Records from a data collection
----------------

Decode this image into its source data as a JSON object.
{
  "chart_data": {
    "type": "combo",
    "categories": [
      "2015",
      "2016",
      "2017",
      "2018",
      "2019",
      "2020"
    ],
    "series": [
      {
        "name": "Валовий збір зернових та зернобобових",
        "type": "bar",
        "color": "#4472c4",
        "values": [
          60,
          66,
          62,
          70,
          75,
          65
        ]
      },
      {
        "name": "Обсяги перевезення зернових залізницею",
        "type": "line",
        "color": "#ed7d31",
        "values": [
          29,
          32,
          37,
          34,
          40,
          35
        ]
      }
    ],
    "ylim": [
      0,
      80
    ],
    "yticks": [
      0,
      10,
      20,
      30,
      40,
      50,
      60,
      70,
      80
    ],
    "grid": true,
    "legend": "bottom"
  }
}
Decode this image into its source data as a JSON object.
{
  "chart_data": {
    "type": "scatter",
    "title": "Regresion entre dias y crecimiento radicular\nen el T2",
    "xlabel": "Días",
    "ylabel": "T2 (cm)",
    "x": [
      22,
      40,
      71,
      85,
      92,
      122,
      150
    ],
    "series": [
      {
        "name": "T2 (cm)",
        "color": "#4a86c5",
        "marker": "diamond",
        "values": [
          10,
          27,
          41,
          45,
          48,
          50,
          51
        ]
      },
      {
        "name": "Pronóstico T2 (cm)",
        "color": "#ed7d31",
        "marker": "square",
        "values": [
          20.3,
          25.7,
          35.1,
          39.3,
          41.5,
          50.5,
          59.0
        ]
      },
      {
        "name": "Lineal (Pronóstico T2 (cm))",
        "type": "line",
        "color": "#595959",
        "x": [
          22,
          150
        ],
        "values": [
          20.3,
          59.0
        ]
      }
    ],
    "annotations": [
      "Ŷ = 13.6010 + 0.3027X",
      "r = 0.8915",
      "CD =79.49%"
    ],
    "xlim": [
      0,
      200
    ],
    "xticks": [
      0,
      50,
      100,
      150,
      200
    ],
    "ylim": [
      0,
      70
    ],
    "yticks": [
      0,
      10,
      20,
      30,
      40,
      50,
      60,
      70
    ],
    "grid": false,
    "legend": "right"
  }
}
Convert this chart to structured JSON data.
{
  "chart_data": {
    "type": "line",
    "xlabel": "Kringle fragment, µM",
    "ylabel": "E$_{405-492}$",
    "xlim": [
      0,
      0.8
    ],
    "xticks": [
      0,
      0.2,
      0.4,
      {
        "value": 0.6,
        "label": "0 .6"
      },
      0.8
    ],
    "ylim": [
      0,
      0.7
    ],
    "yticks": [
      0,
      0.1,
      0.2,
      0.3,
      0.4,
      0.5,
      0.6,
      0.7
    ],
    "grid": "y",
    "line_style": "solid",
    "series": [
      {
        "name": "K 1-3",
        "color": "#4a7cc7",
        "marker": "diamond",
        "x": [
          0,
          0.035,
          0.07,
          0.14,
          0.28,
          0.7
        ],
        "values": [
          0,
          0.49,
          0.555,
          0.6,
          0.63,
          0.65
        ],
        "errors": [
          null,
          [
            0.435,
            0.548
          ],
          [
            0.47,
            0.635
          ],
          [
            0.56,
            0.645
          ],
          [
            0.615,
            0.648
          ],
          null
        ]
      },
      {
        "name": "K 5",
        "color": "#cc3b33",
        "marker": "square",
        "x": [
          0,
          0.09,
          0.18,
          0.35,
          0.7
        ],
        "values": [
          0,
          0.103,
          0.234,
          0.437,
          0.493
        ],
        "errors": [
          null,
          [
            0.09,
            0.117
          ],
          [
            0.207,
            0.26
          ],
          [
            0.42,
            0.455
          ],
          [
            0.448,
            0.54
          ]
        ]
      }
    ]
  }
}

----------------

Objective
Copy all data exactly, start to finish.

Result for this task
Decode this image into its source data as a JSON object.
{
  "chart_data": {
    "type": "combo",
    "categories": [
      "2015",
      "2016",
      "2017",
      "2018",
      "2019",
      "2020"
    ],
    "series": [
      {
        "name": "Валовий збір зернових та зернобобових",
        "type": "bar",
        "color": "#4472c4",
        "values": [
          60,
          66,
          62,
          70,
          75,
          65
        ]
      },
      {
        "name": "Обсяги перевезення зернових залізницею",
        "type": "line",
        "color": "#ed7d31",
        "values": [
          29,
          32,
          37,
          34,
          40,
          35
        ]
      }
    ],
    "ylim": [
      0,
      80
    ],
    "yticks": [
      0,
      10,
      20,
      30,
      40,
      50,
      60,
      70,
      80
    ],
    "grid": true,
    "legend": "bottom"
  }
}
Decode this image into its source data as a JSON object.
{
  "chart_data": {
    "type": "scatter",
    "title": "Regresion entre dias y crecimiento radicular\nen el T2",
    "xlabel": "Días",
    "ylabel": "T2 (cm)",
    "x": [
      22,
      40,
      71,
      85,
      92,
      122,
      150
    ],
    "series": [
      {
        "name": "T2 (cm)",
        "color": "#4a86c5",
        "marker": "diamond",
        "values": [
          10,
          27,
          41,
          45,
          48,
          50,
          51
        ]
      },
      {
        "name": "Pronóstico T2 (cm)",
        "color": "#ed7d31",
        "marker": "square",
        "values": [
          20.3,
          25.7,
          35.1,
          39.3,
          41.5,
          50.5,
          59.0
        ]
      },
      {
        "name": "Lineal (Pronóstico T2 (cm))",
        "type": "line",
        "color": "#595959",
        "x": [
          22,
          150
        ],
        "values": [
          20.3,
          59.0
        ]
      }
    ],
    "annotations": [
      "Ŷ = 13.6010 + 0.3027X",
      "r = 0.8915",
      "CD =79.49%"
    ],
    "xlim": [
      0,
      200
    ],
    "xticks": [
      0,
      50,
      100,
      150,
      200
    ],
    "ylim": [
      0,
      70
    ],
    "yticks": [
      0,
      10,
      20,
      30,
      40,
      50,
      60,
      70
    ],
    "grid": false,
    "legend": "right"
  }
}
Convert this chart to structured JSON data.
{
  "chart_data": {
    "type": "line",
    "xlabel": "Kringle fragment, µM",
    "ylabel": "E$_{405-492}$",
    "xlim": [
      0,
      0.8
    ],
    "xticks": [
      0,
      0.2,
      0.4,
      {
        "value": 0.6,
        "label": "0 .6"
      },
      0.8
    ],
    "ylim": [
      0,
      0.7
    ],
    "yticks": [
      0,
      0.1,
      0.2,
      0.3,
      0.4,
      0.5,
      0.6,
      0.7
    ],
    "grid": "y",
    "line_style": "solid",
    "series": [
      {
        "name": "K 1-3",
        "color": "#4a7cc7",
        "marker": "diamond",
        "x": [
          0,
          0.035,
          0.07,
          0.14,
          0.28,
          0.7
        ],
        "values": [
          0,
          0.49,
          0.555,
          0.6,
          0.63,
          0.65
        ],
        "errors": [
          null,
          [
            0.435,
            0.548
          ],
          [
            0.47,
            0.635
          ],
          [
            0.56,
            0.645
          ],
          [
            0.615,
            0.648
          ],
          null
        ]
      },
      {
        "name": "K 5",
        "color": "#cc3b33",
        "marker": "square",
        "x": [
          0,
          0.09,
          0.18,
          0.35,
          0.7
        ],
        "values": [
          0,
          0.103,
          0.234,
          0.437,
          0.493
        ],
        "errors": [
          null,
          [
            0.09,
            0.117
          ],
          [
            0.207,
            0.26
          ],
          [
            0.42,
            0.455
          ],
          [
            0.448,
            0.54
          ]
        ]
      }
    ]
  }
}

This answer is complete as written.